**WHAT YOU HAVE TO DO:** Pictures stay out of your copy, but everything else in the records below must be repeated exactly.

**DATA TO PROCESS:**
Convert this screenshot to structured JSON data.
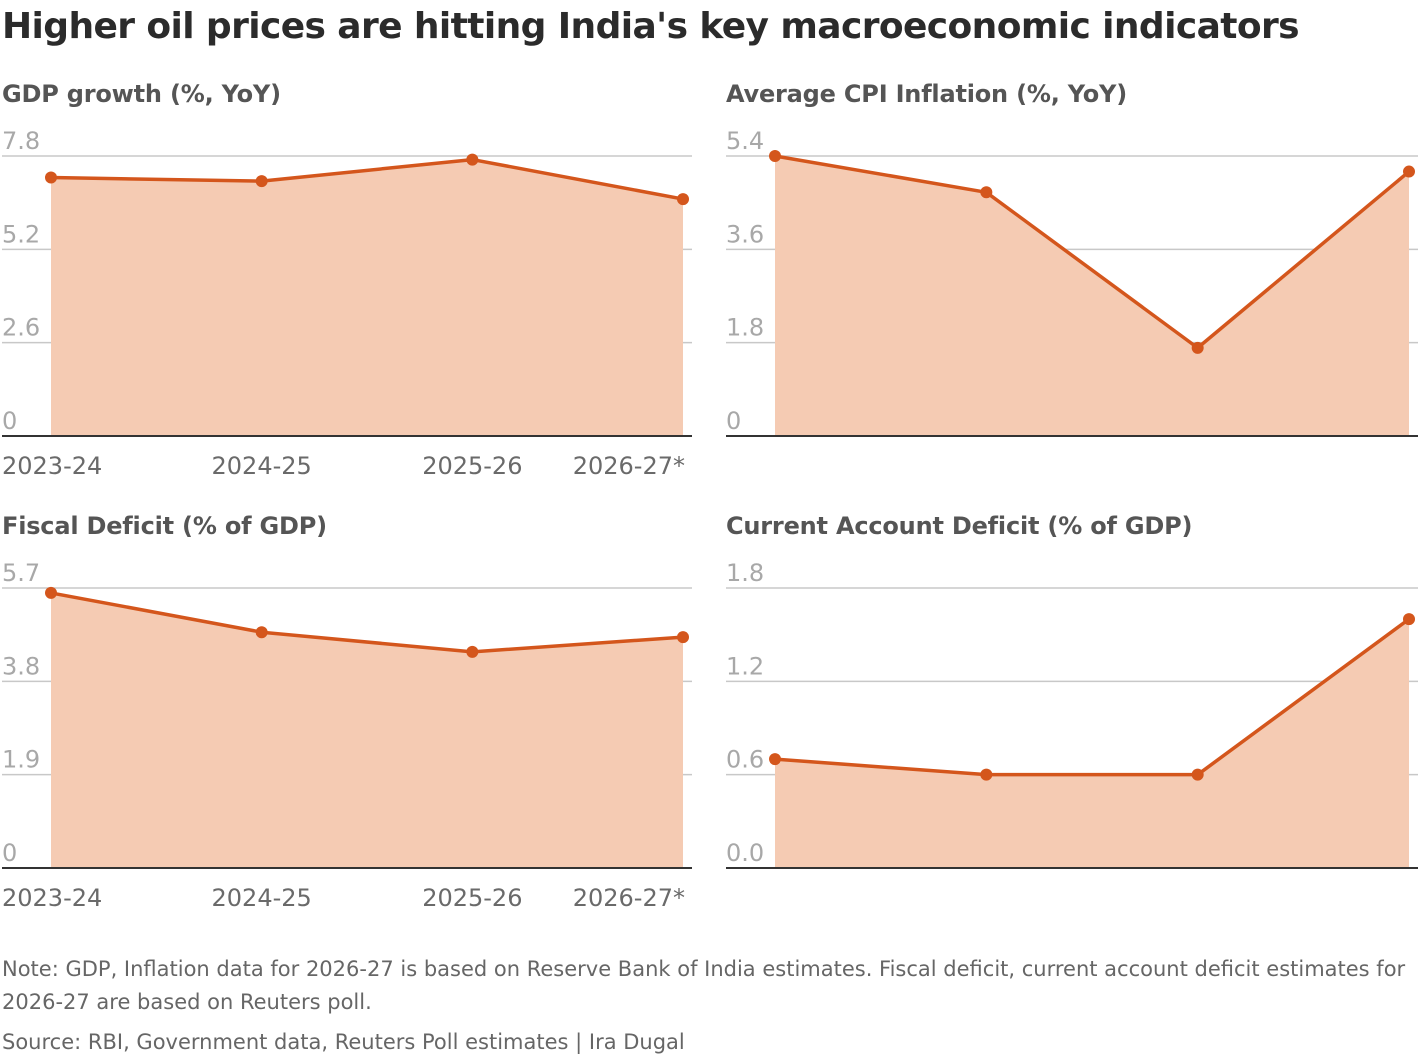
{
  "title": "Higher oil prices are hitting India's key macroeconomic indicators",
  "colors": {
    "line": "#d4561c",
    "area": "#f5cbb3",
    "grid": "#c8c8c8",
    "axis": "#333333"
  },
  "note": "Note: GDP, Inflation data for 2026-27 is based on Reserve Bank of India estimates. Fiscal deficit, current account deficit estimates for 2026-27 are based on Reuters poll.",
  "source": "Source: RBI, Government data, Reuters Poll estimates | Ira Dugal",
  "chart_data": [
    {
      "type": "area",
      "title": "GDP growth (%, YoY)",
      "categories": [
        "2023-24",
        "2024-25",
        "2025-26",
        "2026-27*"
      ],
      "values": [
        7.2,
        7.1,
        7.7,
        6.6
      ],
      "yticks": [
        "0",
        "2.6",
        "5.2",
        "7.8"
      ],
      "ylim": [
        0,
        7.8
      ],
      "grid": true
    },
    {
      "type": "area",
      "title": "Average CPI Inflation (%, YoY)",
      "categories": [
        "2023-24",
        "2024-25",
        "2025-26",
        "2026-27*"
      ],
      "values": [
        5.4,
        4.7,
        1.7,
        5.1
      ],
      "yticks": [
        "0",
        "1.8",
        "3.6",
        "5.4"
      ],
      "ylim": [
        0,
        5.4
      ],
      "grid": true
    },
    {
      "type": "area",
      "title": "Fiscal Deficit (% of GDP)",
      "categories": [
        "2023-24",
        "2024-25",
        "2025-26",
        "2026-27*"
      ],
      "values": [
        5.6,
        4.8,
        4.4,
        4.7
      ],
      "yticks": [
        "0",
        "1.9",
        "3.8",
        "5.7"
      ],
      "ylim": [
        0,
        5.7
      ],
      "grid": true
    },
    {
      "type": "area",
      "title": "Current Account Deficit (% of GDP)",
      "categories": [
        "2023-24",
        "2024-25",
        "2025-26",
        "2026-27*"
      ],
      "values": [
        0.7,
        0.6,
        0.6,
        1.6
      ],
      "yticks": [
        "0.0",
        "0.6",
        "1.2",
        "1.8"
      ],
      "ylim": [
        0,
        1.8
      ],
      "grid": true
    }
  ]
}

**TASK RESULT:**
Convert this screenshot to structured JSON data.
{
  "title": "Higher oil prices are hitting India's key macroeconomic indicators",
  "colors": {
    "line": "#d4561c",
    "area": "#f5cbb3",
    "grid": "#c8c8c8",
    "axis": "#333333"
  },
  "note": "Note: GDP, Inflation data for 2026-27 is based on Reserve Bank of India estimates. Fiscal deficit, current account deficit estimates for 2026-27 are based on Reuters poll.",
  "source": "Source: RBI, Government data, Reuters Poll estimates | Ira Dugal",
  "chart_data": [
    {
      "type": "area",
      "title": "GDP growth (%, YoY)",
      "categories": [
        "2023-24",
        "2024-25",
        "2025-26",
        "2026-27*"
      ],
      "values": [
        7.2,
        7.1,
        7.7,
        6.6
      ],
      "yticks": [
        "0",
        "2.6",
        "5.2",
        "7.8"
      ],
      "ylim": [
        0,
        7.8
      ],
      "grid": true
    },
    {
      "type": "area",
      "title": "Average CPI Inflation (%, YoY)",
      "categories": [
        "2023-24",
        "2024-25",
        "2025-26",
        "2026-27*"
      ],
      "values": [
        5.4,
        4.7,
        1.7,
        5.1
      ],
      "yticks": [
        "0",
        "1.8",
        "3.6",
        "5.4"
      ],
      "ylim": [
        0,
        5.4
      ],
      "grid": true
    },
    {
      "type": "area",
      "title": "Fiscal Deficit (% of GDP)",
      "categories": [
        "2023-24",
        "2024-25",
        "2025-26",
        "2026-27*"
      ],
      "values": [
        5.6,
        4.8,
        4.4,
        4.7
      ],
      "yticks": [
        "0",
        "1.9",
        "3.8",
        "5.7"
      ],
      "ylim": [
        0,
        5.7
      ],
      "grid": true
    },
    {
      "type": "area",
      "title": "Current Account Deficit (% of GDP)",
      "categories": [
        "2023-24",
        "2024-25",
        "2025-26",
        "2026-27*"
      ],
      "values": [
        0.7,
        0.6,
        0.6,
        1.6
      ],
      "yticks": [
        "0.0",
        "0.6",
        "1.2",
        "1.8"
      ],
      "ylim": [
        0,
        1.8
      ],
      "grid": true
    }
  ]
}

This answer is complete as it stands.